**Set exercise**
Extract the listing below in full, unchanged.

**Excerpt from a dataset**
::::
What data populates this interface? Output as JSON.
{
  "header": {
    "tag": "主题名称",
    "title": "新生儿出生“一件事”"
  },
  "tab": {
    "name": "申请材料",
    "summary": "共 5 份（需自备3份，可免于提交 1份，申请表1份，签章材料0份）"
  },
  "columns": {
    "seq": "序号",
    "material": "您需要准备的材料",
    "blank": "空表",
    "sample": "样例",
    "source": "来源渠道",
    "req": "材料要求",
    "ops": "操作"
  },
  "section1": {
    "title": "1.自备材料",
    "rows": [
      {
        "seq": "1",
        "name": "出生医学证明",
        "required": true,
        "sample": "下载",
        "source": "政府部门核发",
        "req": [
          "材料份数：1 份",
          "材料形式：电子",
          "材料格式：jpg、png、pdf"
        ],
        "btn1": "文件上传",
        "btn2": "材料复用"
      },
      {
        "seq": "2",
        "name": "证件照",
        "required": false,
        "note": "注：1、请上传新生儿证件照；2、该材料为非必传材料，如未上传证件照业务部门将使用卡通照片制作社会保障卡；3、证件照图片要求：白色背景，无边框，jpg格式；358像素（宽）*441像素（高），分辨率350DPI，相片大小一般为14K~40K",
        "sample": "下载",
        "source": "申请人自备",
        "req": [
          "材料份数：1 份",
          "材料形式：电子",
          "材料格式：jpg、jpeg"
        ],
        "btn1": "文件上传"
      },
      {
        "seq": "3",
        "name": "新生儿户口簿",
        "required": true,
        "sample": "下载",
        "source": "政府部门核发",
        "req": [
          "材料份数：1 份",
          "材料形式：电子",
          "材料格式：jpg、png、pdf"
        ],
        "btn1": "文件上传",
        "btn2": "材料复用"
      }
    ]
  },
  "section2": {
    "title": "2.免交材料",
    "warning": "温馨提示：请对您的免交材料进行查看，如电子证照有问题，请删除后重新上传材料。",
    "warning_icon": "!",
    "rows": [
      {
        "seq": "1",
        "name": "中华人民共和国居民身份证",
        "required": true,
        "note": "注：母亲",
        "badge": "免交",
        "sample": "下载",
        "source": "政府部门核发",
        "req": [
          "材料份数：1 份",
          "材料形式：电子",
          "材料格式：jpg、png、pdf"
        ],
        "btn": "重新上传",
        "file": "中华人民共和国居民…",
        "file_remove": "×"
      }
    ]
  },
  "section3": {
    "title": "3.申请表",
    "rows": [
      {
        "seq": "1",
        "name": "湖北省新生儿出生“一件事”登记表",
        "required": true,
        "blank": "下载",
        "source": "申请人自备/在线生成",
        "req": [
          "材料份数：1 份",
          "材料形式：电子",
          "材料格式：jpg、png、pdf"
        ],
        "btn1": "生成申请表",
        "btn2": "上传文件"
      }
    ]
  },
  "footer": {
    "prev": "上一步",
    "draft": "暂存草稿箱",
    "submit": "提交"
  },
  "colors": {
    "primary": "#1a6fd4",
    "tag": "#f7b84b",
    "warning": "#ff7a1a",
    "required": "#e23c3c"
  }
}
::::
**Task output**
What data populates this interface? Output as JSON.
{
  "header": {
    "tag": "主题名称",
    "title": "新生儿出生“一件事”"
  },
  "tab": {
    "name": "申请材料",
    "summary": "共 5 份（需自备3份，可免于提交 1份，申请表1份，签章材料0份）"
  },
  "columns": {
    "seq": "序号",
    "material": "您需要准备的材料",
    "blank": "空表",
    "sample": "样例",
    "source": "来源渠道",
    "req": "材料要求",
    "ops": "操作"
  },
  "section1": {
    "title": "1.自备材料",
    "rows": [
      {
        "seq": "1",
        "name": "出生医学证明",
        "required": true,
        "sample": "下载",
        "source": "政府部门核发",
        "req": [
          "材料份数：1 份",
          "材料形式：电子",
          "材料格式：jpg、png、pdf"
        ],
        "btn1": "文件上传",
        "btn2": "材料复用"
      },
      {
        "seq": "2",
        "name": "证件照",
        "required": false,
        "note": "注：1、请上传新生儿证件照；2、该材料为非必传材料，如未上传证件照业务部门将使用卡通照片制作社会保障卡；3、证件照图片要求：白色背景，无边框，jpg格式；358像素（宽）*441像素（高），分辨率350DPI，相片大小一般为14K~40K",
        "sample": "下载",
        "source": "申请人自备",
        "req": [
          "材料份数：1 份",
          "材料形式：电子",
          "材料格式：jpg、jpeg"
        ],
        "btn1": "文件上传"
      },
      {
        "seq": "3",
        "name": "新生儿户口簿",
        "required": true,
        "sample": "下载",
        "source": "政府部门核发",
        "req": [
          "材料份数：1 份",
          "材料形式：电子",
          "材料格式：jpg、png、pdf"
        ],
        "btn1": "文件上传",
        "btn2": "材料复用"
      }
    ]
  },
  "section2": {
    "title": "2.免交材料",
    "warning": "温馨提示：请对您的免交材料进行查看，如电子证照有问题，请删除后重新上传材料。",
    "warning_icon": "!",
    "rows": [
      {
        "seq": "1",
        "name": "中华人民共和国居民身份证",
        "required": true,
        "note": "注：母亲",
        "badge": "免交",
        "sample": "下载",
        "source": "政府部门核发",
        "req": [
          "材料份数：1 份",
          "材料形式：电子",
          "材料格式：jpg、png、pdf"
        ],
        "btn": "重新上传",
        "file": "中华人民共和国居民…",
        "file_remove": "×"
      }
    ]
  },
  "section3": {
    "title": "3.申请表",
    "rows": [
      {
        "seq": "1",
        "name": "湖北省新生儿出生“一件事”登记表",
        "required": true,
        "blank": "下载",
        "source": "申请人自备/在线生成",
        "req": [
          "材料份数：1 份",
          "材料形式：电子",
          "材料格式：jpg、png、pdf"
        ],
        "btn1": "生成申请表",
        "btn2": "上传文件"
      }
    ]
  },
  "footer": {
    "prev": "上一步",
    "draft": "暂存草稿箱",
    "submit": "提交"
  },
  "colors": {
    "primary": "#1a6fd4",
    "tag": "#f7b84b",
    "warning": "#ff7a1a",
    "required": "#e23c3c"
  }
}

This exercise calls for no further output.